▶ **EXTRAIT DU TEXTE**:
►

Ouverture au tourisme, normalisation des relations en vue avec Israël, réformes sociétales importantes, le tout sur fond de construction de NEOM…, avec la méga-cité futuriste gérée par l’intelligence artificielle, l’Arabie saoudite semble se préparer à entrer dans une nouvelle ère.

Mais plus que cela, il se pourrait que prochainement Ryad fasse une révélation dont les conséquences pourraient être retentissantes, tant au niveau commercial et touristique que… religieux.

Cette déclaration pourrait concerner le lieu où se trouverait le fameux Mont-Sinaï, un sujet que la plupart des croyants des trois grandes religions monothéistes pensaient clos depuis longtemps.

Ce sommet sacré, à la jonction de l'islam, du christianisme et du judaïsme est l’endroit où le Prophète Moïse reçut la révélation divine. Il se situe officiellement en Égypte, dans la péninsule du Sinaï, et accueille chaque année des milliers de touristes venus se ressourcer sur les traces de Moïse.

Or, il existe une controverse à propos de cet endroit, qui pour de nombreux chercheurs et archéologues, se trouverait en réalité en Arabie saoudite, du côté de Djebel el Lawz, une montagne située dans le nord-ouest du royaume, au-dessus du golfe d'Aqaba à 2 580 mètres d'altitude.

Une zone interdite d’accès depuis de nombreuses années, et qui est sur le point d’ouvrir ses portes au tourisme, dans le cadre du projet NEOM.

Un indice a attiré notre attention concernant ce sujet, des sites dédiés au tourisme religieux chrétien proposent des séjours à partir de la fin de l’année 2020, à des tarifs excessivement élevés, afin de visiter la région de Djebel Lawz en affirmant qu’il s’agit du véritable Mont Sinaï ! (https://livingpassages.com/christian-tours/saudi-arabia/)

◄

[Données d'analyse de la mise en page de documents]
►

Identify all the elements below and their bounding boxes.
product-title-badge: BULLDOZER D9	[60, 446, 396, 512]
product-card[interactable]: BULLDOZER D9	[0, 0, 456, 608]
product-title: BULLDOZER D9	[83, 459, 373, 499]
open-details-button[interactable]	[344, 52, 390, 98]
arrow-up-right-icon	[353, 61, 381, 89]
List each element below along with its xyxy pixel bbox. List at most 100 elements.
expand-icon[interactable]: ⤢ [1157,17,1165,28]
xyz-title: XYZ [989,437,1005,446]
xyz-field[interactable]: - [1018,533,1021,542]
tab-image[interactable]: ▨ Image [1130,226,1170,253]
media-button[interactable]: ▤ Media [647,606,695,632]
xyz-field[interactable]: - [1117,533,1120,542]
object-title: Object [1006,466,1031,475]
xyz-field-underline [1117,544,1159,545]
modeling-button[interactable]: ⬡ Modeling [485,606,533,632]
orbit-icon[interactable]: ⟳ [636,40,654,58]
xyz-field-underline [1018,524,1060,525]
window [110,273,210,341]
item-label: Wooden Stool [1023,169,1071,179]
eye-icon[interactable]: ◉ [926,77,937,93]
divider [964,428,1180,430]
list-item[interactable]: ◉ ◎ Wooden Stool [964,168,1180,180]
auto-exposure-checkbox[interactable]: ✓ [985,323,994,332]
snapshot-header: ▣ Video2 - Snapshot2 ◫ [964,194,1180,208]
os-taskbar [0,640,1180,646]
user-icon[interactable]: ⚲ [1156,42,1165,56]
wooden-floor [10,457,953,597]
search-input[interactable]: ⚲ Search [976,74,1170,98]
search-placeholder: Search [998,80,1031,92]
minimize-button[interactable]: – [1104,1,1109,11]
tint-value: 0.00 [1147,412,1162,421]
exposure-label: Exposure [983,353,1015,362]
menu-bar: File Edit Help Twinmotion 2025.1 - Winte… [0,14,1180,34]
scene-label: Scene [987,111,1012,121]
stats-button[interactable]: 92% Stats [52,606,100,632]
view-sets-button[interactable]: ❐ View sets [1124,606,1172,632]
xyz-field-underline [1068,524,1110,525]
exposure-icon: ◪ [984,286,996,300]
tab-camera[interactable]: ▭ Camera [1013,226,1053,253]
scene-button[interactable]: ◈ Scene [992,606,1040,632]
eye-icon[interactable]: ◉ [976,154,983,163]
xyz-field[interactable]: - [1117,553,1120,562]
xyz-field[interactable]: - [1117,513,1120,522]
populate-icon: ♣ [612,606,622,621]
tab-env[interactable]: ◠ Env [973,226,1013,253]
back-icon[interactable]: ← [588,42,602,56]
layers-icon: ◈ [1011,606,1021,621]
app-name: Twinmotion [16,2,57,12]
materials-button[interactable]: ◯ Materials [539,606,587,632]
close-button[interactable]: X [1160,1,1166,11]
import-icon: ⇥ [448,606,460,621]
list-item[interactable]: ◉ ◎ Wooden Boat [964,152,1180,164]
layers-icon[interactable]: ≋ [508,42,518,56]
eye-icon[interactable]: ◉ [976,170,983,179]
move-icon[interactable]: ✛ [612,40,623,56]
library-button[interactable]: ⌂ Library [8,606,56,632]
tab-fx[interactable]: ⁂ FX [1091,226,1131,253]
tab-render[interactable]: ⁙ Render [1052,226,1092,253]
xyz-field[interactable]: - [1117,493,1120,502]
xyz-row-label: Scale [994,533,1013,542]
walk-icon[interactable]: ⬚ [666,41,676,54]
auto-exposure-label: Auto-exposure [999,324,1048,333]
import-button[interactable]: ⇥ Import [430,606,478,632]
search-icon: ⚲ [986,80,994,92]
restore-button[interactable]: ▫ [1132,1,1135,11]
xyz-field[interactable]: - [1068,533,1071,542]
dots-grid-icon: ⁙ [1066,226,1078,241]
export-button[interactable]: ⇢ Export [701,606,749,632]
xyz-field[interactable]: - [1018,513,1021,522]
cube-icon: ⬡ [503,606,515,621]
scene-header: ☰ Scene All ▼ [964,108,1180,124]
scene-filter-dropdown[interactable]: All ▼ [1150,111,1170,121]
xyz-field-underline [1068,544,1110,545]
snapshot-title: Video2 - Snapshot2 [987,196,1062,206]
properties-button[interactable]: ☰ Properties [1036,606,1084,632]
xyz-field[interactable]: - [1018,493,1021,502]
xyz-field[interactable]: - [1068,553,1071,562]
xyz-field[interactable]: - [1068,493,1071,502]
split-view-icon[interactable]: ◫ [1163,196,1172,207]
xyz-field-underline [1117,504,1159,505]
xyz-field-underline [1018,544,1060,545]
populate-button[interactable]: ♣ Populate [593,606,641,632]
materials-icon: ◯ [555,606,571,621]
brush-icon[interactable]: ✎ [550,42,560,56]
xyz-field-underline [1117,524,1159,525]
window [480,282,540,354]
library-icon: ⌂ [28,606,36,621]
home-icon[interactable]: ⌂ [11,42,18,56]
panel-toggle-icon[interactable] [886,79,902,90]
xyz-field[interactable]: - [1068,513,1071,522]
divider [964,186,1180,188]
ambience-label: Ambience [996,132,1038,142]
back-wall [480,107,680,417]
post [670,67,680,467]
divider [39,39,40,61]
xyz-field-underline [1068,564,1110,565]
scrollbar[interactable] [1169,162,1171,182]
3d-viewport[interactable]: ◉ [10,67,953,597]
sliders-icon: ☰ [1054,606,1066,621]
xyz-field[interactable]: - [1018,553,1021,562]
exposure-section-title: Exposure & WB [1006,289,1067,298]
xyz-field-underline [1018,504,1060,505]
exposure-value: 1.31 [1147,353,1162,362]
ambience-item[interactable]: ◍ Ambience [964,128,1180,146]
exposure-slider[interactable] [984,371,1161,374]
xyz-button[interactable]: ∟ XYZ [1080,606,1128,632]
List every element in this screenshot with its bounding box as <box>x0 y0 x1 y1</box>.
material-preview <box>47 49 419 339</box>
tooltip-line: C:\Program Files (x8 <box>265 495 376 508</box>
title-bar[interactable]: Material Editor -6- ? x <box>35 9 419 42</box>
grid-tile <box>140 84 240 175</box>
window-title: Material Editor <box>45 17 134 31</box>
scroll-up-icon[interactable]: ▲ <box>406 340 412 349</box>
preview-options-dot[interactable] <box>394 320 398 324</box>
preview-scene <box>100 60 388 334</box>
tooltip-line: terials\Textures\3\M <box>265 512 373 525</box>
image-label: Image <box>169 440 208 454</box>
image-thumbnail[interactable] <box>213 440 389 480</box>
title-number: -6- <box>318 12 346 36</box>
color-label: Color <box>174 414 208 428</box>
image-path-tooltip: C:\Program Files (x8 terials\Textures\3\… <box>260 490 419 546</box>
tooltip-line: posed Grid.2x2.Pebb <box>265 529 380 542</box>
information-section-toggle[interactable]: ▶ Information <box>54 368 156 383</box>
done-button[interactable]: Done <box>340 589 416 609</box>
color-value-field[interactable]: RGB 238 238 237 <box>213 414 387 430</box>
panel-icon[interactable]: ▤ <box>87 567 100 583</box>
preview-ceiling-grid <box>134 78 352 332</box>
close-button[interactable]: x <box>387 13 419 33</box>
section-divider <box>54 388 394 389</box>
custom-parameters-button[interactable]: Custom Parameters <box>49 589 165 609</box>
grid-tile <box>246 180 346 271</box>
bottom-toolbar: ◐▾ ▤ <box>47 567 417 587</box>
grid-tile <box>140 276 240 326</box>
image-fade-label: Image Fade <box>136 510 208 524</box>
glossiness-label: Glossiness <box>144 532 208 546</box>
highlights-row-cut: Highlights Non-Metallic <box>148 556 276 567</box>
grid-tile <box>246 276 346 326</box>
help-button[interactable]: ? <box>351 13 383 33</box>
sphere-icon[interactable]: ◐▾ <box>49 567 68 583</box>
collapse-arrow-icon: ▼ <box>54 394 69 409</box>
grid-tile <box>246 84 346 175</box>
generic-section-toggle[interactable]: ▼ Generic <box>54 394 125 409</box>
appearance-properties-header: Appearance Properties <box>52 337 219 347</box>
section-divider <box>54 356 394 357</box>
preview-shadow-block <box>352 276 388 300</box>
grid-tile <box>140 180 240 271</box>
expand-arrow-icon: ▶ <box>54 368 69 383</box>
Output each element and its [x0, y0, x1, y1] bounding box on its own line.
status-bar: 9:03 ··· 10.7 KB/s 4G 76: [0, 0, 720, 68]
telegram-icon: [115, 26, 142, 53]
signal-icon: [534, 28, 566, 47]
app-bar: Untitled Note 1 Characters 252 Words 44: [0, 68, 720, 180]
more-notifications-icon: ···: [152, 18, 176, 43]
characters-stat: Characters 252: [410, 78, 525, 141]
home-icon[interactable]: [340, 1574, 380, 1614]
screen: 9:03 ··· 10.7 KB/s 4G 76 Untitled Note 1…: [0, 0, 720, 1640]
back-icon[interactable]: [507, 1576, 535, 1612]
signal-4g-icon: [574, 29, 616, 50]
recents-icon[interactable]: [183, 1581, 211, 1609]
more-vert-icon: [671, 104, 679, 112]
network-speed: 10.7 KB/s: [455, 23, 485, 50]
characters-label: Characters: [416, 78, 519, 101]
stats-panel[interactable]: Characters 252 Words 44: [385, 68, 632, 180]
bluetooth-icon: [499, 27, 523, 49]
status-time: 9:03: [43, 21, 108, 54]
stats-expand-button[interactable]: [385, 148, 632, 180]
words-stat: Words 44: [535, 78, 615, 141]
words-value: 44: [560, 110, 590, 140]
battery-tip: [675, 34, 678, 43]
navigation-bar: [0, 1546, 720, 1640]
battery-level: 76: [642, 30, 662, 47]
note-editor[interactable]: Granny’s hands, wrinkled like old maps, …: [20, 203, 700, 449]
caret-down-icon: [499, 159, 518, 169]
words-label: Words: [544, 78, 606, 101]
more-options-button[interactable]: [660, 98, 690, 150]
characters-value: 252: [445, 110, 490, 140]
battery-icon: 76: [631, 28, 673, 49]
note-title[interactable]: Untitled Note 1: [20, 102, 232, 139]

◄

▶ **CONSIGNES**:
(1) Selon le texte sur le mont Sinaï, à quelle altitude se trouve Djebel el Lawz ?
(2) Poursuivez le texte sur le mont Sinaï et l'Arabie saoudite à partir de sa dernière phrase.

▶ **RÉPONSES**:
(1) À 2 580 mètres d'altitude.

(2)
Des visites qui ne peuvent se faire que depuis l’ouverture du royaume au tourisme, après son annonce du vendredi 27 septembre affirmant qu’il délivrait désormais des visas touristiques.

C’est probablement également l’une des raisons de la volonté de normalisation officielle des liens avec Israël, dont les ressortissants majoritairement de confession juive sont susceptibles d’être parmi les premiers à souhaiter se rendre sur les traces du Prophète Moïse.

Si l’Arabie saoudite décidait de proclamer officiellement la présence en son sein du Mont Sinaï, en accord avec les instances religieuses juives et chrétiennes, voire musulmanes, ce site, compte tenu des constructions pharaoniques d’infrastructures touristiques dans le cadre du projet NEOM, deviendrait alors certainement l’un des lieux sacrés les plus visités au monde.

Cela engendrerait par la même occasion une manne financière inestimable et prouverait alors que la cité de NEOM se construit bien à l’endroit même où une partie des enfants d’Israël qui accompagnaient Moïse ont construit le Veau d’or…

Le voisin égyptien pourrait alors en prendre ombrage, mais il semble que des tractations ont déjà eu lieu afin d’arrondir les angles financiers, ainsi que l’existence de nombreux projets communs, toujours dans le cadre de NEOM : fond conjoint de 10 milliards de dollars pour financer la région égyptienne qui borderait NEOM, projet de pont qui relierait l'Égypte au royaume, inclusion d’une partie du Sud du Sinaï égyptien incluant la ville de Charm el-Cheikh et une partie du continent incluant la ville d’Hurghada dans le projet NEOM, etc.